### INSTRUCTIONS TO FOLLOW
Return a copy of each line that holds the string "this".

### PROVIDED MATERIAL
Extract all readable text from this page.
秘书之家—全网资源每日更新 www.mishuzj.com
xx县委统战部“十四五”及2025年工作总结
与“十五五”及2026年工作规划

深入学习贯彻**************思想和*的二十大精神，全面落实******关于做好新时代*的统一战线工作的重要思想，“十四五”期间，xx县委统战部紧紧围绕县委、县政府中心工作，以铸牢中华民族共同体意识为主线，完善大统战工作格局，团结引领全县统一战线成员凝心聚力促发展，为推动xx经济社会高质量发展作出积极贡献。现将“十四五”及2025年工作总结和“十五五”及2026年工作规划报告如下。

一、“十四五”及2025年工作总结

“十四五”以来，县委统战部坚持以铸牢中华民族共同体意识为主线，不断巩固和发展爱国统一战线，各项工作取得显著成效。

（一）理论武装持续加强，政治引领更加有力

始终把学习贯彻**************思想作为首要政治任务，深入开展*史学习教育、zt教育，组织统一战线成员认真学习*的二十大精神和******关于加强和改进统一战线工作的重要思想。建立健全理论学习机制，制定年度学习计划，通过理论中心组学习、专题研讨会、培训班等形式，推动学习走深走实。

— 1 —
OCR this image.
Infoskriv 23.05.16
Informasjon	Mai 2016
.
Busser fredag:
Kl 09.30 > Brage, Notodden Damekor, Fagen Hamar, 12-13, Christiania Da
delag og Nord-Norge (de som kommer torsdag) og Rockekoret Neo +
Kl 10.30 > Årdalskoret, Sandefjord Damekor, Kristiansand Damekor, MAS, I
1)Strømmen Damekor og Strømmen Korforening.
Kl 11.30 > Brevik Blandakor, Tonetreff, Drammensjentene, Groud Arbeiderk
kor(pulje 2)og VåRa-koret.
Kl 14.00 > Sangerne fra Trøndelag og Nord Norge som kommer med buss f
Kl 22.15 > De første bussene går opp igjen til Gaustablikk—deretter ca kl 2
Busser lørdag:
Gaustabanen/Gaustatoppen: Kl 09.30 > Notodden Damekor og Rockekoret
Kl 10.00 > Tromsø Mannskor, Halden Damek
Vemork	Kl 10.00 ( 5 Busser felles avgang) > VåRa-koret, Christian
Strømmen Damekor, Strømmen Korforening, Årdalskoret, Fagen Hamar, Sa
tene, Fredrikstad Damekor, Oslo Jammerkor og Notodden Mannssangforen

### OUTPUT OF THE EXERCISE
Extract all readable text from this page.
OCR this image.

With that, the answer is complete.